┌────────
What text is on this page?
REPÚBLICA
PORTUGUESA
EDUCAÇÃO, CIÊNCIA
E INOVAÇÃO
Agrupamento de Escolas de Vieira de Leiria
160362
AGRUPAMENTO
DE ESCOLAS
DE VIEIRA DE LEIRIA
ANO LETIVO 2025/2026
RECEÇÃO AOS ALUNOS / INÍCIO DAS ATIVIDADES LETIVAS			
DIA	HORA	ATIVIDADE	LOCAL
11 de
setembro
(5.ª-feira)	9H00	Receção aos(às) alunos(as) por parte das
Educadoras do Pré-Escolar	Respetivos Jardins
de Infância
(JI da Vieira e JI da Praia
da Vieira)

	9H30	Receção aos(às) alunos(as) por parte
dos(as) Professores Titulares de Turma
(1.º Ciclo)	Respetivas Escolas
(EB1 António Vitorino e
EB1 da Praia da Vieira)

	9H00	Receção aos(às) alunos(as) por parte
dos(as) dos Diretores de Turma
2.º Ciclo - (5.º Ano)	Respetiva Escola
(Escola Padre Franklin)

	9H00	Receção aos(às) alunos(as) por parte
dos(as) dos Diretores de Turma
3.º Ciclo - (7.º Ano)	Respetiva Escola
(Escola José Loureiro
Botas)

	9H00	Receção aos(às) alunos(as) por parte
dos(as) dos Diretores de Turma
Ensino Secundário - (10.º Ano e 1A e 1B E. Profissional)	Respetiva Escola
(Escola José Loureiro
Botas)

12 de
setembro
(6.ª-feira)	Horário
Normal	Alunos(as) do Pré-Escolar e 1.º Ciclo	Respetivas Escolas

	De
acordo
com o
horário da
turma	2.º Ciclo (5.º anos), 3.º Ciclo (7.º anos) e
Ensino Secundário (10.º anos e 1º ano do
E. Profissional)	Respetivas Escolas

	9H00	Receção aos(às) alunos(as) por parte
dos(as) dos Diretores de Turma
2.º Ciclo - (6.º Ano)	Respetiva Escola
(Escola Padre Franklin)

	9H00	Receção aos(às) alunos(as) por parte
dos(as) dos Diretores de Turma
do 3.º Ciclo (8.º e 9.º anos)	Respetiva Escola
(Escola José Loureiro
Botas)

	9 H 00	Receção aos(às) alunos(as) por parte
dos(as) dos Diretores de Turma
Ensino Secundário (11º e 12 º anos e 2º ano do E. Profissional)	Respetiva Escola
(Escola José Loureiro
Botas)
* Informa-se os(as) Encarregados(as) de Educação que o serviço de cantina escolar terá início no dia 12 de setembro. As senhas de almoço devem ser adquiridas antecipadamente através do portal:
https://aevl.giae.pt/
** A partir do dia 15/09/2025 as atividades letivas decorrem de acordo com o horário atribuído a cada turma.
└────────
### [Short problem]
Pull out all lines from the entries above that include the word "Ensino".

### [Output for this exercise]
Ensino Secundário - (10.º Ano e 1A e 1B E. Profissional)	Respetiva Escola
Ensino Secundário (10.º anos e 1º ano do
Ensino Secundário (11º e 12 º anos e 2º ano do E. Profissional)	Respetiva Escola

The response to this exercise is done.